Read the material below. Count the lines containing "CopaAirlines" and give that count alone.

◆ ◆ ◆ ◆ ◆

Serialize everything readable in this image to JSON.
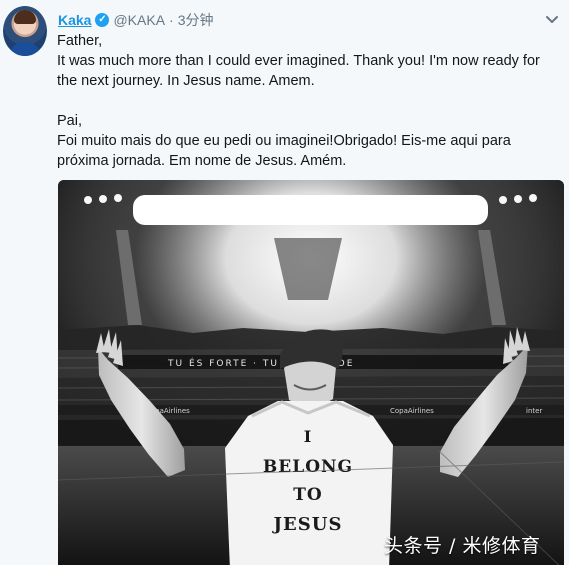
{
  "tweet": {
    "display_name": "Kaka",
    "verified_label": "✓",
    "handle": "@KAKA",
    "separator": "·",
    "time": "3分钟",
    "text": "Father,\nIt was much more than I could ever imagined. Thank you! I'm now ready for the next journey. In Jesus name. Amem.\n\nPai,\nFoi muito mais do que eu pedi ou imaginei!Obrigado! Eis-me aqui para próxima jornada. Em nome de Jesus. Amém.",
    "media": {
      "banner_text": "TU ÉS FORTE · TU ÉS GRANDE",
      "ad_left": "CopaAirlines",
      "ad_mid": "CopaAirlines",
      "ad_right": "inter",
      "shirt_line1": "I",
      "shirt_line2": "BELONG",
      "shirt_line3": "TO",
      "shirt_line4": "JESUS"
    },
    "watermark": "头条号 / 米修体育"
  },
  "icons": {
    "menu": "chevron-down-icon",
    "verified": "verified-badge-icon"
  },
  "colors": {
    "link": "#1b95e0",
    "verified": "#1da1f2",
    "secondary_text": "#657786",
    "text": "#14171a",
    "background": "#f5f8fa"
  }
}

◆ ◆ ◆ ◆ ◆

• _FULL RESPONSE_: 2